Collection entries
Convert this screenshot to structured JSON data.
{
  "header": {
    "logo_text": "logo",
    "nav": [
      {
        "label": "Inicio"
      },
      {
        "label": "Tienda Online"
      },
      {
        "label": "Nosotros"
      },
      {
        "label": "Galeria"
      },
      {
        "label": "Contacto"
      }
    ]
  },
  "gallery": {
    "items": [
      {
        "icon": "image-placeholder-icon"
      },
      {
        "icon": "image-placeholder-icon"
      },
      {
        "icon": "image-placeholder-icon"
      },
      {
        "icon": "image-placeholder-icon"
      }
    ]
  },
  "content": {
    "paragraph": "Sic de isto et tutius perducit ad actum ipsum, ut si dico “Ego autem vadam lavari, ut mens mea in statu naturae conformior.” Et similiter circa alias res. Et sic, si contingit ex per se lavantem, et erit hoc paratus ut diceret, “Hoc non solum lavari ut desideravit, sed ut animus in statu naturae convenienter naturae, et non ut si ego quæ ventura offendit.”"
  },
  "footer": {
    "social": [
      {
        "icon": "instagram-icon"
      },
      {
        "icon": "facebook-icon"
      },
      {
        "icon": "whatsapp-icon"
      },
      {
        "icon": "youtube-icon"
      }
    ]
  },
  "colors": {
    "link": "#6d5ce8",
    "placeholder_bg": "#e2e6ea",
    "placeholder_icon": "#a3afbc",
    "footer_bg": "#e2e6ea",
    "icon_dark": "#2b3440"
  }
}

→ **Instruction**
Each line above is to be repeated exactly.

→ **Answer to this exercise**
Convert this screenshot to structured JSON data.
{
  "header": {
    "logo_text": "logo",
    "nav": [
      {
        "label": "Inicio"
      },
      {
        "label": "Tienda Online"
      },
      {
        "label": "Nosotros"
      },
      {
        "label": "Galeria"
      },
      {
        "label": "Contacto"
      }
    ]
  },
  "gallery": {
    "items": [
      {
        "icon": "image-placeholder-icon"
      },
      {
        "icon": "image-placeholder-icon"
      },
      {
        "icon": "image-placeholder-icon"
      },
      {
        "icon": "image-placeholder-icon"
      }
    ]
  },
  "content": {
    "paragraph": "Sic de isto et tutius perducit ad actum ipsum, ut si dico “Ego autem vadam lavari, ut mens mea in statu naturae conformior.” Et similiter circa alias res. Et sic, si contingit ex per se lavantem, et erit hoc paratus ut diceret, “Hoc non solum lavari ut desideravit, sed ut animus in statu naturae convenienter naturae, et non ut si ego quæ ventura offendit.”"
  },
  "footer": {
    "social": [
      {
        "icon": "instagram-icon"
      },
      {
        "icon": "facebook-icon"
      },
      {
        "icon": "whatsapp-icon"
      },
      {
        "icon": "youtube-icon"
      }
    ]
  },
  "colors": {
    "link": "#6d5ce8",
    "placeholder_bg": "#e2e6ea",
    "placeholder_icon": "#a3afbc",
    "footer_bg": "#e2e6ea",
    "icon_dark": "#2b3440"
  }
}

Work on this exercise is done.